### WHAT THE TASK REQUIRES
Sift the listing for lines that hold the string "GOUR" and pull them out.

Extracted records
»»

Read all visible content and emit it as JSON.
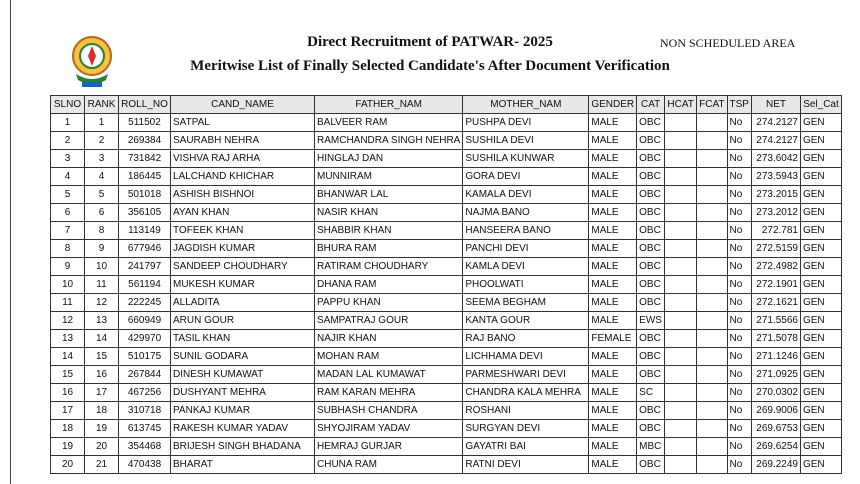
{
  "header": {
    "title": "Direct Recruitment of PATWAR- 2025",
    "area": "NON SCHEDULED AREA",
    "subtitle": "Meritwise List of Finally Selected Candidate's After Document Verification"
  },
  "table": {
    "columns": [
      "SLNO",
      "RANK",
      "ROLL_NO",
      "CAND_NAME",
      "FATHER_NAM",
      "MOTHER_NAM",
      "GENDER",
      "CAT",
      "HCAT",
      "FCAT",
      "TSP",
      "NET",
      "Sel_Cat"
    ],
    "rows": [
      [
        "1",
        "1",
        "511502",
        "SATPAL",
        "BALVEER RAM",
        "PUSHPA DEVI",
        "MALE",
        "OBC",
        null,
        null,
        "No",
        "274.2127",
        "GEN"
      ],
      [
        "2",
        "2",
        "269384",
        "SAURABH NEHRA",
        "RAMCHANDRA SINGH NEHRA",
        "SUSHILA DEVI",
        "MALE",
        "OBC",
        null,
        null,
        "No",
        "274.2127",
        "GEN"
      ],
      [
        "3",
        "3",
        "731842",
        "VISHVA RAJ ARHA",
        "HINGLAJ DAN",
        "SUSHILA KUNWAR",
        "MALE",
        "OBC",
        null,
        null,
        "No",
        "273.6042",
        "GEN"
      ],
      [
        "4",
        "4",
        "186445",
        "LALCHAND KHICHAR",
        "MUNNIRAM",
        "GORA DEVI",
        "MALE",
        "OBC",
        null,
        null,
        "No",
        "273.5943",
        "GEN"
      ],
      [
        "5",
        "5",
        "501018",
        "ASHISH BISHNOI",
        "BHANWAR LAL",
        "KAMALA DEVI",
        "MALE",
        "OBC",
        null,
        null,
        "No",
        "273.2015",
        "GEN"
      ],
      [
        "6",
        "6",
        "356105",
        "AYAN KHAN",
        "NASIR KHAN",
        "NAJMA BANO",
        "MALE",
        "OBC",
        null,
        null,
        "No",
        "273.2012",
        "GEN"
      ],
      [
        "7",
        "8",
        "113149",
        "TOFEEK KHAN",
        "SHABBIR KHAN",
        "HANSEERA BANO",
        "MALE",
        "OBC",
        null,
        null,
        "No",
        "272.781",
        "GEN"
      ],
      [
        "8",
        "9",
        "677946",
        "JAGDISH KUMAR",
        "BHURA RAM",
        "PANCHI DEVI",
        "MALE",
        "OBC",
        null,
        null,
        "No",
        "272.5159",
        "GEN"
      ],
      [
        "9",
        "10",
        "241797",
        "SANDEEP CHOUDHARY",
        "RATIRAM CHOUDHARY",
        "KAMLA DEVI",
        "MALE",
        "OBC",
        null,
        null,
        "No",
        "272.4982",
        "GEN"
      ],
      [
        "10",
        "11",
        "561194",
        "MUKESH KUMAR",
        "DHANA RAM",
        "PHOOLWATI",
        "MALE",
        "OBC",
        null,
        null,
        "No",
        "272.1901",
        "GEN"
      ],
      [
        "11",
        "12",
        "222245",
        "ALLADITA",
        "PAPPU KHAN",
        "SEEMA BEGHAM",
        "MALE",
        "OBC",
        null,
        null,
        "No",
        "272.1621",
        "GEN"
      ],
      [
        "12",
        "13",
        "660949",
        "ARUN GOUR",
        "SAMPATRAJ GOUR",
        "KANTA GOUR",
        "MALE",
        "EWS",
        null,
        null,
        "No",
        "271.5566",
        "GEN"
      ],
      [
        "13",
        "14",
        "429970",
        "TASIL KHAN",
        "NAJIR KHAN",
        "RAJ BANO",
        "FEMALE",
        "OBC",
        null,
        null,
        "No",
        "271.5078",
        "GEN"
      ],
      [
        "14",
        "15",
        "510175",
        "SUNIL GODARA",
        "MOHAN RAM",
        "LICHHAMA DEVI",
        "MALE",
        "OBC",
        null,
        null,
        "No",
        "271.1246",
        "GEN"
      ],
      [
        "15",
        "16",
        "267844",
        "DINESH KUMAWAT",
        "MADAN LAL KUMAWAT",
        "PARMESHWARI DEVI",
        "MALE",
        "OBC",
        null,
        null,
        "No",
        "271.0925",
        "GEN"
      ],
      [
        "16",
        "17",
        "467256",
        "DUSHYANT MEHRA",
        "RAM KARAN MEHRA",
        "CHANDRA KALA MEHRA",
        "MALE",
        "SC",
        null,
        null,
        "No",
        "270.0302",
        "GEN"
      ],
      [
        "17",
        "18",
        "310718",
        "PANKAJ KUMAR",
        "SUBHASH CHANDRA",
        "ROSHANI",
        "MALE",
        "OBC",
        null,
        null,
        "No",
        "269.9006",
        "GEN"
      ],
      [
        "18",
        "19",
        "613745",
        "RAKESH KUMAR YADAV",
        "SHYOJIRAM YADAV",
        "SURGYAN DEVI",
        "MALE",
        "OBC",
        null,
        null,
        "No",
        "269.6753",
        "GEN"
      ],
      [
        "19",
        "20",
        "354468",
        "BRIJESH SINGH BHADANA",
        "HEMRAJ GURJAR",
        "GAYATRI BAI",
        "MALE",
        "MBC",
        null,
        null,
        "No",
        "269.6254",
        "GEN"
      ],
      [
        "20",
        "21",
        "470438",
        "BHARAT",
        "CHUNA RAM",
        "RATNI DEVI",
        "MALE",
        "OBC",
        null,
        null,
        "No",
        "269.2249",
        "GEN"
      ]
    ]
  }
}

««

### PROBLEM SOLUTION
        "ARUN GOUR",
        "SAMPATRAJ GOUR",
        "KANTA GOUR",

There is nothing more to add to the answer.